WHAT THE TASK REQUIRES:
Repeat the records below exactly as they appear.
#### DATA FOR THE TASK
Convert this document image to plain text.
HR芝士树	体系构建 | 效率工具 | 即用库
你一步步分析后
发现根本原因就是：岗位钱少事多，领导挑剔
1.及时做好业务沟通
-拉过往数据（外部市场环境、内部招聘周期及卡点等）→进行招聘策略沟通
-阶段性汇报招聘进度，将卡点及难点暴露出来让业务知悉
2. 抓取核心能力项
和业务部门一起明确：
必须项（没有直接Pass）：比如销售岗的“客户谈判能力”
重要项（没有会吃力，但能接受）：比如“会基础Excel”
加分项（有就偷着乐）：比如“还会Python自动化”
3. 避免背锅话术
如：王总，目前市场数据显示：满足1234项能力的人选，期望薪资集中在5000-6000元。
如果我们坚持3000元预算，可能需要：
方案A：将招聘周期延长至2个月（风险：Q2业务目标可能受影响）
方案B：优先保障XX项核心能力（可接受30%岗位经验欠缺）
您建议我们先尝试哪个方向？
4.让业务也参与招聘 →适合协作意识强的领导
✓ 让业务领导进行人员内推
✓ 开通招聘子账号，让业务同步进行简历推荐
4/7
########
RESPONSE TO THIS EXERCISE:
Convert this document image to plain text.
HR芝士树	体系构建 | 效率工具 | 即用库
你一步步分析后
发现根本原因就是：岗位钱少事多，领导挑剔
1.及时做好业务沟通
-拉过往数据（外部市场环境、内部招聘周期及卡点等）→进行招聘策略沟通
-阶段性汇报招聘进度，将卡点及难点暴露出来让业务知悉
2. 抓取核心能力项
和业务部门一起明确：
必须项（没有直接Pass）：比如销售岗的“客户谈判能力”
重要项（没有会吃力，但能接受）：比如“会基础Excel”
加分项（有就偷着乐）：比如“还会Python自动化”
3. 避免背锅话术
如：王总，目前市场数据显示：满足1234项能力的人选，期望薪资集中在5000-6000元。
如果我们坚持3000元预算，可能需要：
方案A：将招聘周期延长至2个月（风险：Q2业务目标可能受影响）
方案B：优先保障XX项核心能力（可接受30%岗位经验欠缺）
您建议我们先尝试哪个方向？
4.让业务也参与招聘 →适合协作意识强的领导
✓ 让业务领导进行人员内推
✓ 开通招聘子账号，让业务同步进行简历推荐
4/7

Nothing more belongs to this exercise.